___ Listed records

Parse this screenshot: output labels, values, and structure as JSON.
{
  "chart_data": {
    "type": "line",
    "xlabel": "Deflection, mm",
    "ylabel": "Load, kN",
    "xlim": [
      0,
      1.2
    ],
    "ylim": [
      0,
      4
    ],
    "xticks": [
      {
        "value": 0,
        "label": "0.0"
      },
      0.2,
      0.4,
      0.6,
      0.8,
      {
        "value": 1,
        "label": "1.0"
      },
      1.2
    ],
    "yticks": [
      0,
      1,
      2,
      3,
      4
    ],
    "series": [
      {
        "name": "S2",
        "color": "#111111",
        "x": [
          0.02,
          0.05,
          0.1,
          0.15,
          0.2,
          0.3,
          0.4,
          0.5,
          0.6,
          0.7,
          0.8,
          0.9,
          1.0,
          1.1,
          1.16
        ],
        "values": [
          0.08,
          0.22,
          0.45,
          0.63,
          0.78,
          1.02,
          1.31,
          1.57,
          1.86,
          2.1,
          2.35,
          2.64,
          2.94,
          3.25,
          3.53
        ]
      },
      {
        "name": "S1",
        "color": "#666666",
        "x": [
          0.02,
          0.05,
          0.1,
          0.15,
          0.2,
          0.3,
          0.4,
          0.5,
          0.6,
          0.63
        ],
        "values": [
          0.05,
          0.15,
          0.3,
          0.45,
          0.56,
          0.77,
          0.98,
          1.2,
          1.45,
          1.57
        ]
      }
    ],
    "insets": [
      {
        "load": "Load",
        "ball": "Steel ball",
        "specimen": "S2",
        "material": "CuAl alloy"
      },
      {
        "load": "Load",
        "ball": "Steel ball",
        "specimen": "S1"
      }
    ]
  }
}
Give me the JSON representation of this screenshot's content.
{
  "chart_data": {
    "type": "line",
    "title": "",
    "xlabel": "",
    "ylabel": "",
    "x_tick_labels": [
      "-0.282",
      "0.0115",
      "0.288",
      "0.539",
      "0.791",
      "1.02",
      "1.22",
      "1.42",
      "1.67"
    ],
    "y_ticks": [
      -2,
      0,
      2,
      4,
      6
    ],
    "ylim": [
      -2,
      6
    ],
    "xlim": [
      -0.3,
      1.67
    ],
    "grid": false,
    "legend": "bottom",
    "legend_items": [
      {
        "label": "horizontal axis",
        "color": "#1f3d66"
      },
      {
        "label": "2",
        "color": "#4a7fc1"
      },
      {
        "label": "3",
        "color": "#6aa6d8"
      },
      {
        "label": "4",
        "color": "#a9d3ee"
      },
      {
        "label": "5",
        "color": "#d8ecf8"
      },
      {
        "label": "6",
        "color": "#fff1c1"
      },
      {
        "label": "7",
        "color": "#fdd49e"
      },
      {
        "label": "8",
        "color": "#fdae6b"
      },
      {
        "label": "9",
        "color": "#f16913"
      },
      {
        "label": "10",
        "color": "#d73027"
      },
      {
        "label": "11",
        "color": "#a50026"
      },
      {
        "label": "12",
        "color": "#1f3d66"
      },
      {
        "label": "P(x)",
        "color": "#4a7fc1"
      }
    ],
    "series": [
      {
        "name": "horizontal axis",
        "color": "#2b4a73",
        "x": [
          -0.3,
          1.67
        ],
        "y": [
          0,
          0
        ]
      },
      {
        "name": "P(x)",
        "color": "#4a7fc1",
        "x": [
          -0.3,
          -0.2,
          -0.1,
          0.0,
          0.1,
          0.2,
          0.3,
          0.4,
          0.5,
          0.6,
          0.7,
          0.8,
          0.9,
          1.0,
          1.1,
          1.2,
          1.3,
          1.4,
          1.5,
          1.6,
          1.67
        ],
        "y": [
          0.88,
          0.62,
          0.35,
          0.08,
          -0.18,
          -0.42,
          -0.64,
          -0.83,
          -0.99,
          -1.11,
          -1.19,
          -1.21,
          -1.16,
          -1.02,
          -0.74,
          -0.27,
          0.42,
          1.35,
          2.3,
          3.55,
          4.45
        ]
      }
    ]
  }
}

______

Write out the full listing, keeping every line exactly as it is.

Parse this screenshot: output labels, values, and structure as JSON.
{
  "chart_data": {
    "type": "line",
    "xlabel": "Deflection, mm",
    "ylabel": "Load, kN",
    "xlim": [
      0,
      1.2
    ],
    "ylim": [
      0,
      4
    ],
    "xticks": [
      {
        "value": 0,
        "label": "0.0"
      },
      0.2,
      0.4,
      0.6,
      0.8,
      {
        "value": 1,
        "label": "1.0"
      },
      1.2
    ],
    "yticks": [
      0,
      1,
      2,
      3,
      4
    ],
    "series": [
      {
        "name": "S2",
        "color": "#111111",
        "x": [
          0.02,
          0.05,
          0.1,
          0.15,
          0.2,
          0.3,
          0.4,
          0.5,
          0.6,
          0.7,
          0.8,
          0.9,
          1.0,
          1.1,
          1.16
        ],
        "values": [
          0.08,
          0.22,
          0.45,
          0.63,
          0.78,
          1.02,
          1.31,
          1.57,
          1.86,
          2.1,
          2.35,
          2.64,
          2.94,
          3.25,
          3.53
        ]
      },
      {
        "name": "S1",
        "color": "#666666",
        "x": [
          0.02,
          0.05,
          0.1,
          0.15,
          0.2,
          0.3,
          0.4,
          0.5,
          0.6,
          0.63
        ],
        "values": [
          0.05,
          0.15,
          0.3,
          0.45,
          0.56,
          0.77,
          0.98,
          1.2,
          1.45,
          1.57
        ]
      }
    ],
    "insets": [
      {
        "load": "Load",
        "ball": "Steel ball",
        "specimen": "S2",
        "material": "CuAl alloy"
      },
      {
        "load": "Load",
        "ball": "Steel ball",
        "specimen": "S1"
      }
    ]
  }
}
Give me the JSON representation of this screenshot's content.
{
  "chart_data": {
    "type": "line",
    "title": "",
    "xlabel": "",
    "ylabel": "",
    "x_tick_labels": [
      "-0.282",
      "0.0115",
      "0.288",
      "0.539",
      "0.791",
      "1.02",
      "1.22",
      "1.42",
      "1.67"
    ],
    "y_ticks": [
      -2,
      0,
      2,
      4,
      6
    ],
    "ylim": [
      -2,
      6
    ],
    "xlim": [
      -0.3,
      1.67
    ],
    "grid": false,
    "legend": "bottom",
    "legend_items": [
      {
        "label": "horizontal axis",
        "color": "#1f3d66"
      },
      {
        "label": "2",
        "color": "#4a7fc1"
      },
      {
        "label": "3",
        "color": "#6aa6d8"
      },
      {
        "label": "4",
        "color": "#a9d3ee"
      },
      {
        "label": "5",
        "color": "#d8ecf8"
      },
      {
        "label": "6",
        "color": "#fff1c1"
      },
      {
        "label": "7",
        "color": "#fdd49e"
      },
      {
        "label": "8",
        "color": "#fdae6b"
      },
      {
        "label": "9",
        "color": "#f16913"
      },
      {
        "label": "10",
        "color": "#d73027"
      },
      {
        "label": "11",
        "color": "#a50026"
      },
      {
        "label": "12",
        "color": "#1f3d66"
      },
      {
        "label": "P(x)",
        "color": "#4a7fc1"
      }
    ],
    "series": [
      {
        "name": "horizontal axis",
        "color": "#2b4a73",
        "x": [
          -0.3,
          1.67
        ],
        "y": [
          0,
          0
        ]
      },
      {
        "name": "P(x)",
        "color": "#4a7fc1",
        "x": [
          -0.3,
          -0.2,
          -0.1,
          0.0,
          0.1,
          0.2,
          0.3,
          0.4,
          0.5,
          0.6,
          0.7,
          0.8,
          0.9,
          1.0,
          1.1,
          1.2,
          1.3,
          1.4,
          1.5,
          1.6,
          1.67
        ],
        "y": [
          0.88,
          0.62,
          0.35,
          0.08,
          -0.18,
          -0.42,
          -0.64,
          -0.83,
          -0.99,
          -1.11,
          -1.19,
          -1.21,
          -1.16,
          -1.02,
          -0.74,
          -0.27,
          0.42,
          1.35,
          2.3,
          3.55,
          4.45
        ]
      }
    ]
  }
}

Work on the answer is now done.